» **Task to carry out**:
Return every record exactly as written.

» **Dataset rows**:
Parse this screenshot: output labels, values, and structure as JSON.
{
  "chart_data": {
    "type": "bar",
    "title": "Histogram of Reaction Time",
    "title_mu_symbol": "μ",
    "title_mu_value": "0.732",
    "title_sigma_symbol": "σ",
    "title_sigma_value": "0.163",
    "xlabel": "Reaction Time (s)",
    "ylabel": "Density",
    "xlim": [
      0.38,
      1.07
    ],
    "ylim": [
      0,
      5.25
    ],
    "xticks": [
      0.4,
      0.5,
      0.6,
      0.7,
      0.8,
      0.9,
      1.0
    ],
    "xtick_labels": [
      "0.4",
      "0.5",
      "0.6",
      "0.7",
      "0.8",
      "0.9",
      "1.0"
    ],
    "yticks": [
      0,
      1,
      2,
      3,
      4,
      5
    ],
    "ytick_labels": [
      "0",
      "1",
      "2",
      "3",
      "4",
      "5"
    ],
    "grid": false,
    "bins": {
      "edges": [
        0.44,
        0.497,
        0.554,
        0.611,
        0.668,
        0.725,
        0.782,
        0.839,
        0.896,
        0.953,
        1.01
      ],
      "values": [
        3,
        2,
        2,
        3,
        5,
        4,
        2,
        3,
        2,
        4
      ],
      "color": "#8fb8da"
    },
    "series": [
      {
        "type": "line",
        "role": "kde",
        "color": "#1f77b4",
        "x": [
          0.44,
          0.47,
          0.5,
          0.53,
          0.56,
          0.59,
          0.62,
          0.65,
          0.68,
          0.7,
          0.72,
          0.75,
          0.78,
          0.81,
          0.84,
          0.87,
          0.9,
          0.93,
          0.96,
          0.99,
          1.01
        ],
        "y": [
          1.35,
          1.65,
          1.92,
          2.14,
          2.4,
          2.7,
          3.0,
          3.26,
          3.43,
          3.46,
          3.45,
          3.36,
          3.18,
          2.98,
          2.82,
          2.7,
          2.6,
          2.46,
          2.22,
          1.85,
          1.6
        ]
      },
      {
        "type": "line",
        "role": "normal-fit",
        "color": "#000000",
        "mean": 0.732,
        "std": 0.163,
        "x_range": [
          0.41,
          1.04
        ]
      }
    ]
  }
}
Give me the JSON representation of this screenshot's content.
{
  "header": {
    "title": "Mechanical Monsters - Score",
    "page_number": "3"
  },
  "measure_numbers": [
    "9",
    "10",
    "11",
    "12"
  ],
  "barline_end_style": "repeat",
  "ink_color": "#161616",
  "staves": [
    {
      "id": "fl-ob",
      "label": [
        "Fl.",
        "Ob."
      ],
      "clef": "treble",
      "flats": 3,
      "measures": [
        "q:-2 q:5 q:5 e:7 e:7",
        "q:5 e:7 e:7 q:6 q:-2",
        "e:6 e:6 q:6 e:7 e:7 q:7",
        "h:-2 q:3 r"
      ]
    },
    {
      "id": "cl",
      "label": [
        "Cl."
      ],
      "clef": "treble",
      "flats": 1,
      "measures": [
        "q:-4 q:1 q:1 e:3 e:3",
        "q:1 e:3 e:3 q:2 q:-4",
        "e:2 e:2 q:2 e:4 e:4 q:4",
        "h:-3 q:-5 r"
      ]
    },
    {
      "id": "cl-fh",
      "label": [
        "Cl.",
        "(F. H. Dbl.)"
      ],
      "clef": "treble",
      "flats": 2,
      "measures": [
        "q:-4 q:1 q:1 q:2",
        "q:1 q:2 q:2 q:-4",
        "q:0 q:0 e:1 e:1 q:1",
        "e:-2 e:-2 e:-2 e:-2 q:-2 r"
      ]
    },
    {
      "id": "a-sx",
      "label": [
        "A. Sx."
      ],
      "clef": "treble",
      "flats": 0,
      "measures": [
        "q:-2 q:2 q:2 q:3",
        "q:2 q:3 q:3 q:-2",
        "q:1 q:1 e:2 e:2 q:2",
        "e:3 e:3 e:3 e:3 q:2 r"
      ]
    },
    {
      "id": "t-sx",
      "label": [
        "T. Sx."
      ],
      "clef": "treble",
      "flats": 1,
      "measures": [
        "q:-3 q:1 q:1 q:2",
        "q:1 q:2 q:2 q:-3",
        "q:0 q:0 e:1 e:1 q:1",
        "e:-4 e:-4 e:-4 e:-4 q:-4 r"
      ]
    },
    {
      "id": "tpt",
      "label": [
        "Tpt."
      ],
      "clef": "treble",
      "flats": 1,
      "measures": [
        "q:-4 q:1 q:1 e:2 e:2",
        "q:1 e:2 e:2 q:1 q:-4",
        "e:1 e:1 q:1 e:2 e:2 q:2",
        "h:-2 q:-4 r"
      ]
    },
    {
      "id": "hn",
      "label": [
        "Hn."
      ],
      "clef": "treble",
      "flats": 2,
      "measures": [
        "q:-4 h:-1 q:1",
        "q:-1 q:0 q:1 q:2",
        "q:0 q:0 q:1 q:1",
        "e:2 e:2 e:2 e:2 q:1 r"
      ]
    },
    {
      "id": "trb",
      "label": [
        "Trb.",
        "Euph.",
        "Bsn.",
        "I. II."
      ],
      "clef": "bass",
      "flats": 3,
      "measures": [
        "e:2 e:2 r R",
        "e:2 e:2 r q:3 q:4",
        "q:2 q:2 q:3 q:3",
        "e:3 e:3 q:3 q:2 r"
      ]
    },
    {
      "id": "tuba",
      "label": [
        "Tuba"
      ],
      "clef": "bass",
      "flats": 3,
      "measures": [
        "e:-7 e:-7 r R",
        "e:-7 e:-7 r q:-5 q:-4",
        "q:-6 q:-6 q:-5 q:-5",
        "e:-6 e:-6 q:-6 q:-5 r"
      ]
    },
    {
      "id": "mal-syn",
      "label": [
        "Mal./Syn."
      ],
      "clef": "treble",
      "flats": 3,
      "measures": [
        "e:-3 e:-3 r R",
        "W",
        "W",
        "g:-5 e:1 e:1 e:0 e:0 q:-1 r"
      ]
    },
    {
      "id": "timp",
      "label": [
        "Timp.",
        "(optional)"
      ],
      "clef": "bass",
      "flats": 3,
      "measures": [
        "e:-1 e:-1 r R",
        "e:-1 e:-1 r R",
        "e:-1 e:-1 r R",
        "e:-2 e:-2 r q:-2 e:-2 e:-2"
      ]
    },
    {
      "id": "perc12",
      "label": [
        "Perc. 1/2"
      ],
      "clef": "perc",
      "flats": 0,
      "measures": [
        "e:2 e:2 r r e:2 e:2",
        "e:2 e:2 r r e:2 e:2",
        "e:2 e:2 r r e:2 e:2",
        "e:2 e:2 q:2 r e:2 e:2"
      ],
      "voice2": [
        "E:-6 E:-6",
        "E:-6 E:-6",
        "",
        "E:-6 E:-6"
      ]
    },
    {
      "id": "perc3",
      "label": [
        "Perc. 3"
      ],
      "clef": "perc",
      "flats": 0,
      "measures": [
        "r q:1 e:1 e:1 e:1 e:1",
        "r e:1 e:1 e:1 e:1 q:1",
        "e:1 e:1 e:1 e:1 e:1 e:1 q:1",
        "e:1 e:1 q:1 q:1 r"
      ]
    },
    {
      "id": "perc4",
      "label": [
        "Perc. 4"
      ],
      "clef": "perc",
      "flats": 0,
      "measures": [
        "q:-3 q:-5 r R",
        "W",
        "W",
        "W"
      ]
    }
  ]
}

» **The completed task**:
Parse this screenshot: output labels, values, and structure as JSON.
{
  "chart_data": {
    "type": "bar",
    "title": "Histogram of Reaction Time",
    "title_mu_symbol": "μ",
    "title_mu_value": "0.732",
    "title_sigma_symbol": "σ",
    "title_sigma_value": "0.163",
    "xlabel": "Reaction Time (s)",
    "ylabel": "Density",
    "xlim": [
      0.38,
      1.07
    ],
    "ylim": [
      0,
      5.25
    ],
    "xticks": [
      0.4,
      0.5,
      0.6,
      0.7,
      0.8,
      0.9,
      1.0
    ],
    "xtick_labels": [
      "0.4",
      "0.5",
      "0.6",
      "0.7",
      "0.8",
      "0.9",
      "1.0"
    ],
    "yticks": [
      0,
      1,
      2,
      3,
      4,
      5
    ],
    "ytick_labels": [
      "0",
      "1",
      "2",
      "3",
      "4",
      "5"
    ],
    "grid": false,
    "bins": {
      "edges": [
        0.44,
        0.497,
        0.554,
        0.611,
        0.668,
        0.725,
        0.782,
        0.839,
        0.896,
        0.953,
        1.01
      ],
      "values": [
        3,
        2,
        2,
        3,
        5,
        4,
        2,
        3,
        2,
        4
      ],
      "color": "#8fb8da"
    },
    "series": [
      {
        "type": "line",
        "role": "kde",
        "color": "#1f77b4",
        "x": [
          0.44,
          0.47,
          0.5,
          0.53,
          0.56,
          0.59,
          0.62,
          0.65,
          0.68,
          0.7,
          0.72,
          0.75,
          0.78,
          0.81,
          0.84,
          0.87,
          0.9,
          0.93,
          0.96,
          0.99,
          1.01
        ],
        "y": [
          1.35,
          1.65,
          1.92,
          2.14,
          2.4,
          2.7,
          3.0,
          3.26,
          3.43,
          3.46,
          3.45,
          3.36,
          3.18,
          2.98,
          2.82,
          2.7,
          2.6,
          2.46,
          2.22,
          1.85,
          1.6
        ]
      },
      {
        "type": "line",
        "role": "normal-fit",
        "color": "#000000",
        "mean": 0.732,
        "std": 0.163,
        "x_range": [
          0.41,
          1.04
        ]
      }
    ]
  }
}
Give me the JSON representation of this screenshot's content.
{
  "header": {
    "title": "Mechanical Monsters - Score",
    "page_number": "3"
  },
  "measure_numbers": [
    "9",
    "10",
    "11",
    "12"
  ],
  "barline_end_style": "repeat",
  "ink_color": "#161616",
  "staves": [
    {
      "id": "fl-ob",
      "label": [
        "Fl.",
        "Ob."
      ],
      "clef": "treble",
      "flats": 3,
      "measures": [
        "q:-2 q:5 q:5 e:7 e:7",
        "q:5 e:7 e:7 q:6 q:-2",
        "e:6 e:6 q:6 e:7 e:7 q:7",
        "h:-2 q:3 r"
      ]
    },
    {
      "id": "cl",
      "label": [
        "Cl."
      ],
      "clef": "treble",
      "flats": 1,
      "measures": [
        "q:-4 q:1 q:1 e:3 e:3",
        "q:1 e:3 e:3 q:2 q:-4",
        "e:2 e:2 q:2 e:4 e:4 q:4",
        "h:-3 q:-5 r"
      ]
    },
    {
      "id": "cl-fh",
      "label": [
        "Cl.",
        "(F. H. Dbl.)"
      ],
      "clef": "treble",
      "flats": 2,
      "measures": [
        "q:-4 q:1 q:1 q:2",
        "q:1 q:2 q:2 q:-4",
        "q:0 q:0 e:1 e:1 q:1",
        "e:-2 e:-2 e:-2 e:-2 q:-2 r"
      ]
    },
    {
      "id": "a-sx",
      "label": [
        "A. Sx."
      ],
      "clef": "treble",
      "flats": 0,
      "measures": [
        "q:-2 q:2 q:2 q:3",
        "q:2 q:3 q:3 q:-2",
        "q:1 q:1 e:2 e:2 q:2",
        "e:3 e:3 e:3 e:3 q:2 r"
      ]
    },
    {
      "id": "t-sx",
      "label": [
        "T. Sx."
      ],
      "clef": "treble",
      "flats": 1,
      "measures": [
        "q:-3 q:1 q:1 q:2",
        "q:1 q:2 q:2 q:-3",
        "q:0 q:0 e:1 e:1 q:1",
        "e:-4 e:-4 e:-4 e:-4 q:-4 r"
      ]
    },
    {
      "id": "tpt",
      "label": [
        "Tpt."
      ],
      "clef": "treble",
      "flats": 1,
      "measures": [
        "q:-4 q:1 q:1 e:2 e:2",
        "q:1 e:2 e:2 q:1 q:-4",
        "e:1 e:1 q:1 e:2 e:2 q:2",
        "h:-2 q:-4 r"
      ]
    },
    {
      "id": "hn",
      "label": [
        "Hn."
      ],
      "clef": "treble",
      "flats": 2,
      "measures": [
        "q:-4 h:-1 q:1",
        "q:-1 q:0 q:1 q:2",
        "q:0 q:0 q:1 q:1",
        "e:2 e:2 e:2 e:2 q:1 r"
      ]
    },
    {
      "id": "trb",
      "label": [
        "Trb.",
        "Euph.",
        "Bsn.",
        "I. II."
      ],
      "clef": "bass",
      "flats": 3,
      "measures": [
        "e:2 e:2 r R",
        "e:2 e:2 r q:3 q:4",
        "q:2 q:2 q:3 q:3",
        "e:3 e:3 q:3 q:2 r"
      ]
    },
    {
      "id": "tuba",
      "label": [
        "Tuba"
      ],
      "clef": "bass",
      "flats": 3,
      "measures": [
        "e:-7 e:-7 r R",
        "e:-7 e:-7 r q:-5 q:-4",
        "q:-6 q:-6 q:-5 q:-5",
        "e:-6 e:-6 q:-6 q:-5 r"
      ]
    },
    {
      "id": "mal-syn",
      "label": [
        "Mal./Syn."
      ],
      "clef": "treble",
      "flats": 3,
      "measures": [
        "e:-3 e:-3 r R",
        "W",
        "W",
        "g:-5 e:1 e:1 e:0 e:0 q:-1 r"
      ]
    },
    {
      "id": "timp",
      "label": [
        "Timp.",
        "(optional)"
      ],
      "clef": "bass",
      "flats": 3,
      "measures": [
        "e:-1 e:-1 r R",
        "e:-1 e:-1 r R",
        "e:-1 e:-1 r R",
        "e:-2 e:-2 r q:-2 e:-2 e:-2"
      ]
    },
    {
      "id": "perc12",
      "label": [
        "Perc. 1/2"
      ],
      "clef": "perc",
      "flats": 0,
      "measures": [
        "e:2 e:2 r r e:2 e:2",
        "e:2 e:2 r r e:2 e:2",
        "e:2 e:2 r r e:2 e:2",
        "e:2 e:2 q:2 r e:2 e:2"
      ],
      "voice2": [
        "E:-6 E:-6",
        "E:-6 E:-6",
        "",
        "E:-6 E:-6"
      ]
    },
    {
      "id": "perc3",
      "label": [
        "Perc. 3"
      ],
      "clef": "perc",
      "flats": 0,
      "measures": [
        "r q:1 e:1 e:1 e:1 e:1",
        "r e:1 e:1 e:1 e:1 q:1",
        "e:1 e:1 e:1 e:1 e:1 e:1 q:1",
        "e:1 e:1 q:1 q:1 r"
      ]
    },
    {
      "id": "perc4",
      "label": [
        "Perc. 4"
      ],
      "clef": "perc",
      "flats": 0,
      "measures": [
        "q:-3 q:-5 r R",
        "W",
        "W",
        "W"
      ]
    }
  ]
}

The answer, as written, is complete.